Written exercise: Using the entries that follow, collect the lines where the word "this" appears.

Working data:
• • • • • • •

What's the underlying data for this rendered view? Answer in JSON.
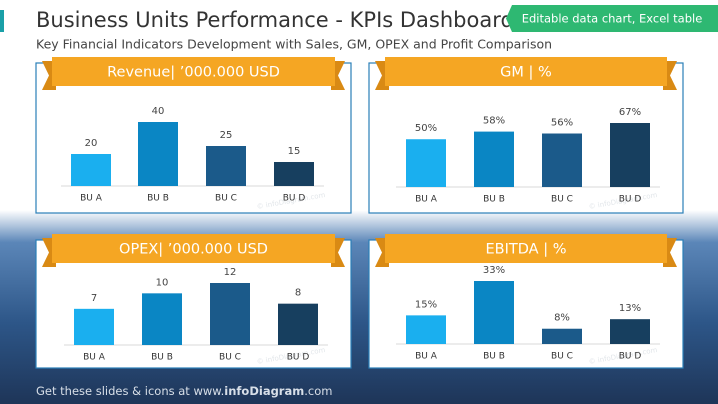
{
  "header": {
    "title": "Business Units Performance - KPIs Dashboard",
    "subtitle": "Key Financial Indicators Development with Sales, GM, OPEX and Profit Comparison"
  },
  "badge": "Editable data chart, Excel table",
  "watermark": "© infoDiagram.com",
  "footer": [
    "Get these slides & icons at www.",
    "infoDiagram",
    ".com"
  ],
  "chart_data": [
    {
      "type": "bar",
      "title": "Revenue| ’000.000 USD",
      "categories": [
        "BU A",
        "BU B",
        "BU C",
        "BU D"
      ],
      "values": [
        20,
        40,
        25,
        15
      ],
      "colors": [
        "#1aafef",
        "#0a86c4",
        "#1b5a8a",
        "#173f5f"
      ]
    },
    {
      "type": "bar",
      "title": "GM | %",
      "categories": [
        "BU A",
        "BU B",
        "BU C",
        "BU D"
      ],
      "values": [
        50,
        58,
        56,
        67
      ],
      "value_labels": [
        "50%",
        "58%",
        "56%",
        "67%"
      ],
      "colors": [
        "#1aafef",
        "#0a86c4",
        "#1b5a8a",
        "#173f5f"
      ]
    },
    {
      "type": "bar",
      "title": "OPEX| ’000.000 USD",
      "categories": [
        "BU A",
        "BU B",
        "BU C",
        "BU D"
      ],
      "values": [
        7,
        10,
        12,
        8
      ],
      "colors": [
        "#1aafef",
        "#0a86c4",
        "#1b5a8a",
        "#173f5f"
      ]
    },
    {
      "type": "bar",
      "title": "EBITDA | %",
      "categories": [
        "BU A",
        "BU B",
        "BU C",
        "BU D"
      ],
      "values": [
        15,
        33,
        8,
        13
      ],
      "value_labels": [
        "15%",
        "33%",
        "8%",
        "13%"
      ],
      "colors": [
        "#1aafef",
        "#0a86c4",
        "#1b5a8a",
        "#173f5f"
      ]
    }
  ]
}
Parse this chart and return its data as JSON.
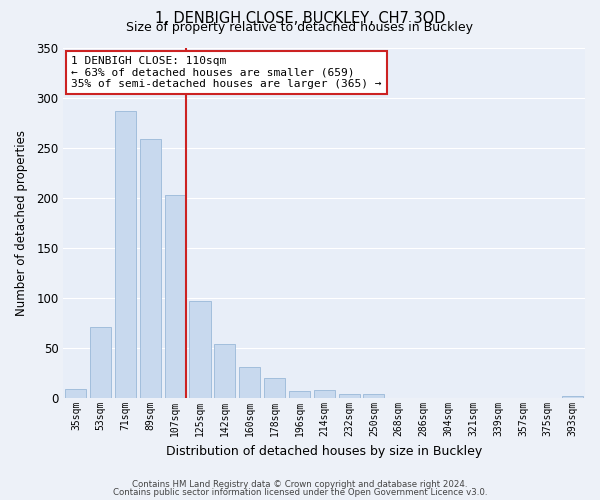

• • • • • • •

Finished answer:
What's the underlying data for this rendered view? Answer in JSON.
Parse this chart and return its data as JSON.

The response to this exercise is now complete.